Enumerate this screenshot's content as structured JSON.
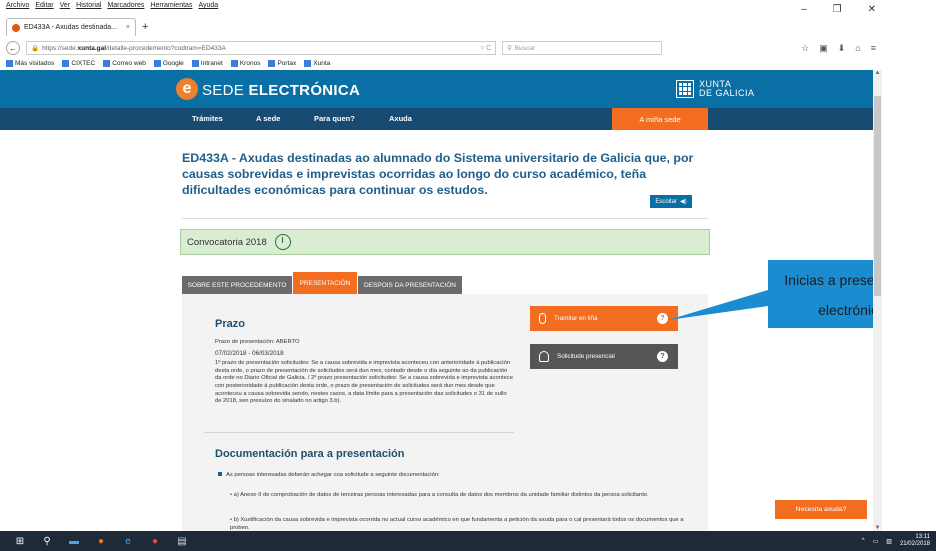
{
  "browser": {
    "menu": [
      "Archivo",
      "Editar",
      "Ver",
      "Historial",
      "Marcadores",
      "Herramientas",
      "Ayuda"
    ],
    "tab_title": "ED433A - Axudas destinada...",
    "url_prefix": "https://sede.",
    "url_domain": "xunta.gal",
    "url_path": "/detalle-procedemento?codtram=ED433A",
    "search_placeholder": "Buscar",
    "bookmarks": [
      "Más visitados",
      "CIXTEC",
      "Correo web",
      "Google",
      "Intranet",
      "Kronos",
      "Portax",
      "Xunta"
    ]
  },
  "site": {
    "brand_plain": "SEDE ",
    "brand_bold": "ELECTRÓNICA",
    "logo_letter": "e",
    "xunta_line1": "XUNTA",
    "xunta_line2": "DE GALICIA",
    "nav": [
      "Trámites",
      "A sede",
      "Para quen?",
      "Axuda"
    ],
    "my_sede": "A miña sede",
    "accent": "#f26d1f",
    "header_color": "#0a6fa4",
    "nav_color": "#184b72"
  },
  "content": {
    "title": "ED433A - Axudas destinadas ao alumnado do Sistema universitario de Galicia que, por causas sobrevidas e imprevistas ocorridas ao longo do curso académico, teña dificultades económicas para continuar os estudos.",
    "listen": "Escoitar",
    "convocatoria": "Convocatoria 2018",
    "tabs": [
      "SOBRE ESTE PROCEDEMENTO",
      "PRESENTACIÓN",
      "DESPOIS DA PRESENTACIÓN"
    ],
    "prazo_heading": "Prazo",
    "prazo_status": "Prazo de presentación: ABERTO",
    "prazo_dates": "07/02/2018 - 06/03/2018",
    "prazo_text": "1º prazo de presentación solicitudes: Se a causa sobrevida e imprevista aconteceu con anterioridade á publicación desta orde, o prazo de presentación de solicitudes será dun mes, contado desde o día seguinte ao da publicación da orde no Diario Oficial de Galicia. / 2º prazo presentación solicitudes: Se a causa sobrevida e imprevista acontece con posterioridade á publicación desta orde, o prazo de presentación de solicitudes será dun mes desde que aconteceu a causa sobrevida sendo, nestes casos, a data límite para a presentación das solicitudes o 31 de xullo de 2018, sen prexuízo do sinalado no artigo 3.b).",
    "doc_heading": "Documentación para a presentación",
    "doc_intro": "As persoas interesadas deberán achegar coa solicitude a seguinte documentación:",
    "doc_a": "a) Anexo II de comprobación de datos de terceiras persoas interesadas para a consulta de datos dos membros da unidade familiar distintos da persoa solicitante.",
    "doc_b": "b) Xustificación da causa sobrevida e imprevista ocorrida no actual curso académico en que fundamenta a petición da axuda para o cal presentará todos os documentos que a proben.",
    "tramitar": "Tramitar en liña",
    "presencial": "Solicitude presencial",
    "qmark": "?",
    "help": "Necesita axuda?"
  },
  "callout": {
    "line1": "Inicias a presentación",
    "line2": "electrónica"
  },
  "taskbar": {
    "time": "13:11",
    "date": "21/02/2018"
  }
}
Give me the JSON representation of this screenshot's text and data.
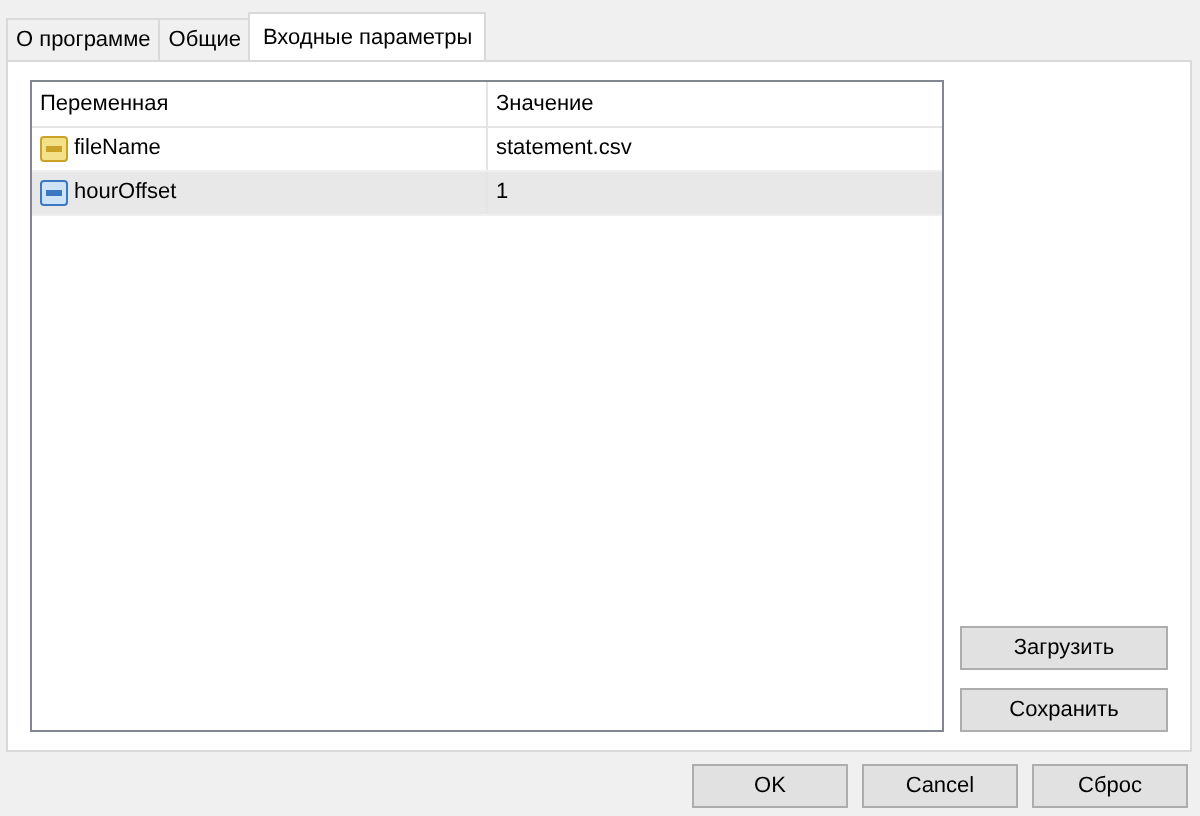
{
  "tabs": [
    {
      "label": "О программе",
      "selected": false
    },
    {
      "label": "Общие",
      "selected": false
    },
    {
      "label": "Входные параметры",
      "selected": true
    }
  ],
  "table": {
    "columns": [
      "Переменная",
      "Значение"
    ],
    "rows": [
      {
        "kind": "string",
        "variable": "fileName",
        "value": "statement.csv",
        "selected": false
      },
      {
        "kind": "integer",
        "variable": "hourOffset",
        "value": "1",
        "selected": true
      }
    ]
  },
  "side_buttons": [
    "Загрузить",
    "Сохранить"
  ],
  "buttons": [
    "OK",
    "Cancel",
    "Сброс"
  ]
}
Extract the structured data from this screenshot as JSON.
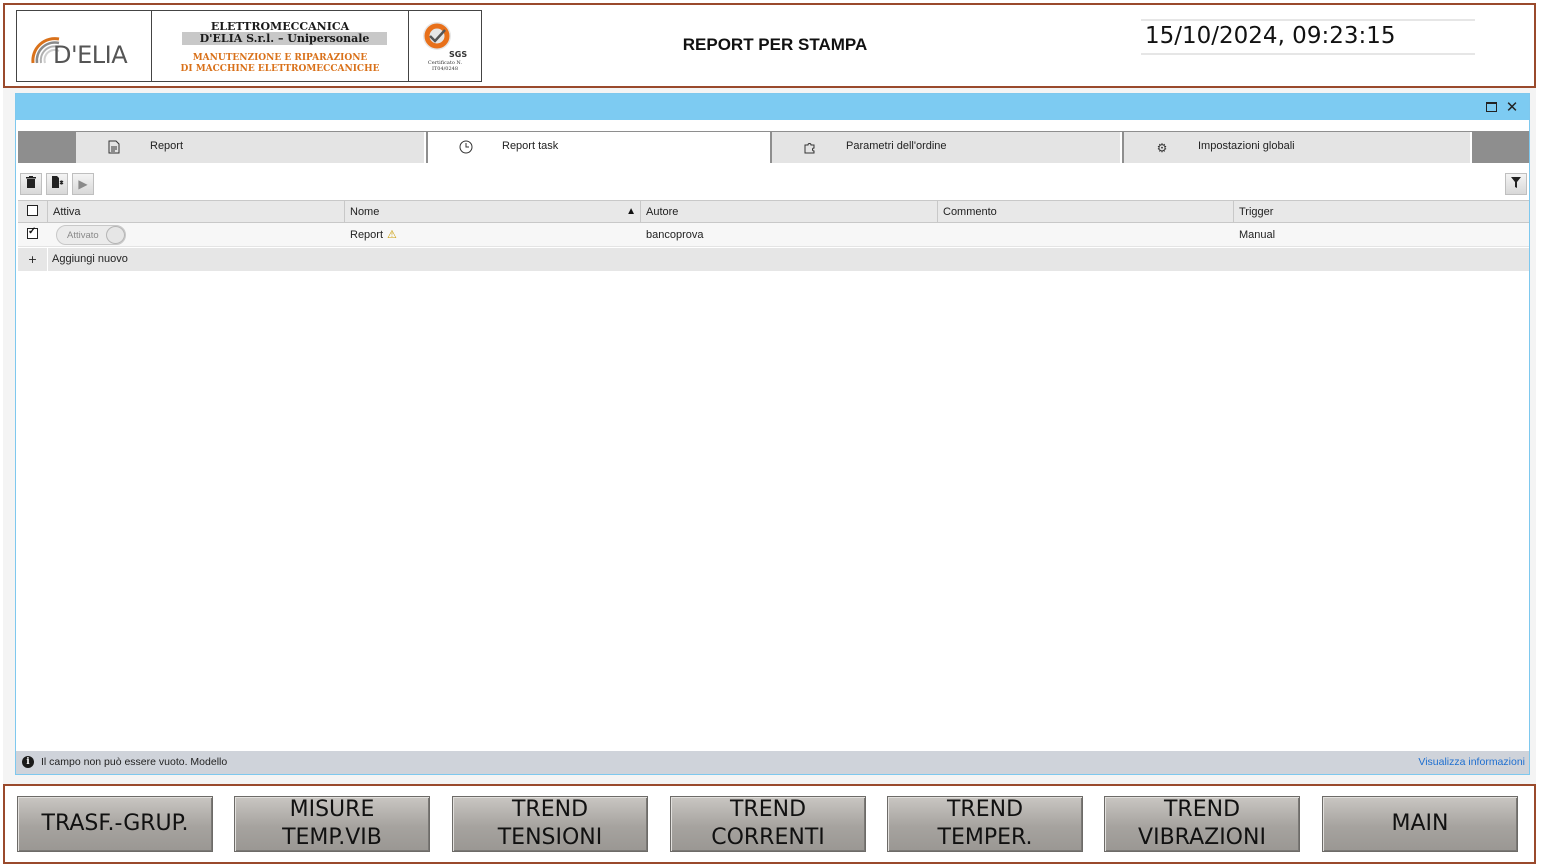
{
  "header": {
    "logo": {
      "brand": "D'ELIA",
      "company_line1": "ELETTROMECCANICA",
      "company_line2": "D'ELIA S.r.l. – Unipersonale",
      "company_line3": "MANUTENZIONE E RIPARAZIONE",
      "company_line4": "DI MACCHINE ELETTROMECCANICHE",
      "cert_badge": "SGS",
      "cert_text_line1": "Certificato N.",
      "cert_text_line2": "IT04/0248"
    },
    "title": "REPORT PER STAMPA",
    "datetime": "15/10/2024, 09:23:15"
  },
  "window": {
    "tabs": [
      {
        "label": "Report",
        "icon": "document-icon",
        "active": false
      },
      {
        "label": "Report task",
        "icon": "clock-icon",
        "active": true
      },
      {
        "label": "Parametri dell'ordine",
        "icon": "puzzle-icon",
        "active": false
      },
      {
        "label": "Impostazioni globali",
        "icon": "gear-icon",
        "active": false
      }
    ],
    "toolbar": {
      "delete_icon": "trash-icon",
      "new_icon": "new-document-icon",
      "run_icon": "play-icon",
      "filter_icon": "filter-icon"
    },
    "grid": {
      "columns": [
        "Attiva",
        "Nome",
        "Autore",
        "Commento",
        "Trigger"
      ],
      "sort_column": "Nome",
      "rows": [
        {
          "selected": true,
          "toggle_label": "Attivato",
          "name": "Report",
          "warning": true,
          "author": "bancoprova",
          "comment": "",
          "trigger": "Manual"
        }
      ],
      "add_row": {
        "icon": "+",
        "label": "Aggiungi nuovo"
      }
    },
    "status": {
      "icon": "info-icon",
      "text": "Il campo non può essere vuoto. Modello",
      "link": "Visualizza informazioni"
    }
  },
  "nav": {
    "buttons": [
      {
        "line1": "TRASF.-GRUP.",
        "line2": ""
      },
      {
        "line1": "MISURE",
        "line2": "TEMP.VIB"
      },
      {
        "line1": "TREND",
        "line2": "TENSIONI"
      },
      {
        "line1": "TREND",
        "line2": "CORRENTI"
      },
      {
        "line1": "TREND",
        "line2": "TEMPER."
      },
      {
        "line1": "TREND",
        "line2": "VIBRAZIONI"
      },
      {
        "line1": "MAIN",
        "line2": ""
      }
    ]
  },
  "colors": {
    "frame_border": "#9a4a2c",
    "titlebar": "#7dcbf2",
    "link": "#1e6fd0",
    "accent_orange": "#d9711a"
  }
}
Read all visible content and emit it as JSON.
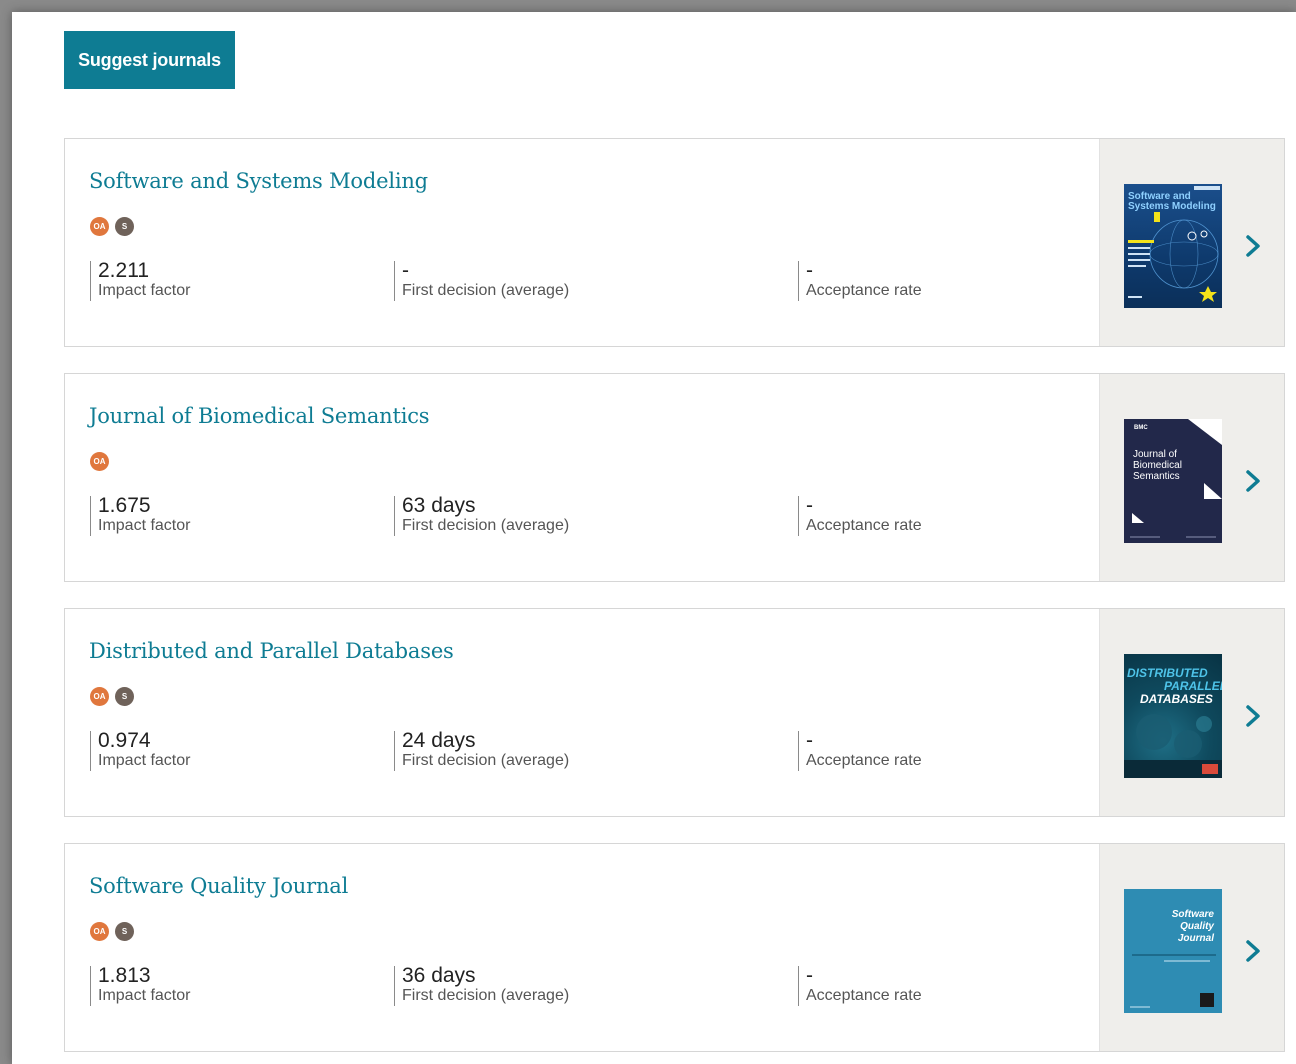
{
  "suggest_button": {
    "label": "Suggest journals"
  },
  "colors": {
    "accent": "#0e7c93",
    "oa_badge": "#e0773d",
    "s_badge": "#6f625a"
  },
  "journals": [
    {
      "title": "Software and Systems Modeling",
      "badges": [
        "OA",
        "S"
      ],
      "impact_factor": "2.211",
      "impact_label": "Impact factor",
      "first_decision": "-",
      "first_decision_label": "First decision (average)",
      "acceptance_rate": "-",
      "acceptance_label": "Acceptance rate",
      "cover_text": "Software and Systems Modeling"
    },
    {
      "title": "Journal of Biomedical Semantics",
      "badges": [
        "OA"
      ],
      "impact_factor": "1.675",
      "impact_label": "Impact factor",
      "first_decision": "63 days",
      "first_decision_label": "First decision (average)",
      "acceptance_rate": "-",
      "acceptance_label": "Acceptance rate",
      "cover_text": "Journal of Biomedical Semantics",
      "cover_brand": "BMC"
    },
    {
      "title": "Distributed and Parallel Databases",
      "badges": [
        "OA",
        "S"
      ],
      "impact_factor": "0.974",
      "impact_label": "Impact factor",
      "first_decision": "24 days",
      "first_decision_label": "First decision (average)",
      "acceptance_rate": "-",
      "acceptance_label": "Acceptance rate",
      "cover_text_1": "DISTRIBUTED",
      "cover_text_2": "PARALLEL",
      "cover_text_3": "DATABASES"
    },
    {
      "title": "Software Quality Journal",
      "badges": [
        "OA",
        "S"
      ],
      "impact_factor": "1.813",
      "impact_label": "Impact factor",
      "first_decision": "36 days",
      "first_decision_label": "First decision (average)",
      "acceptance_rate": "-",
      "acceptance_label": "Acceptance rate",
      "cover_text": "Software Quality Journal"
    }
  ]
}
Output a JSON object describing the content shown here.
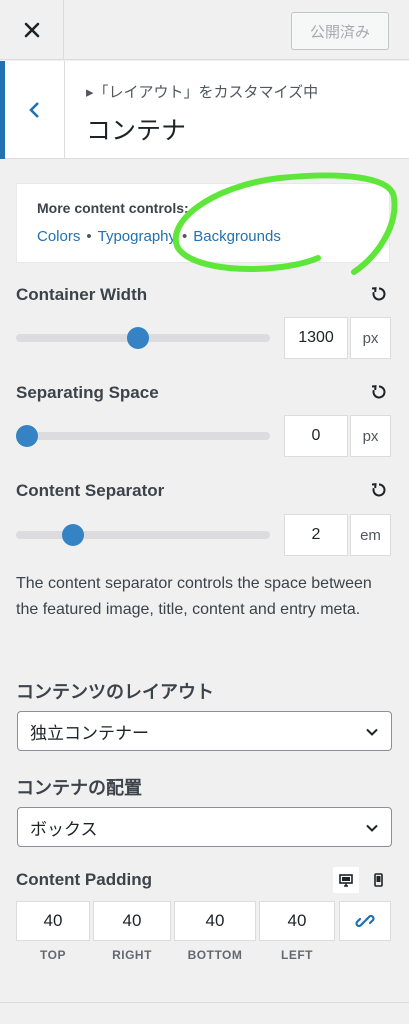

----

Exercise instructions: Using the material above, gather every line that includes "persoas".

Written answer:
    "doc_intro": "As persoas interesadas deberán achegar coa solicitude a seguinte documentación:",
    "doc_a": "a) Anexo II de comprobación de datos de terceiras persoas interesadas para a consulta de datos dos membros da unidade familiar distintos da persoa solicitante.",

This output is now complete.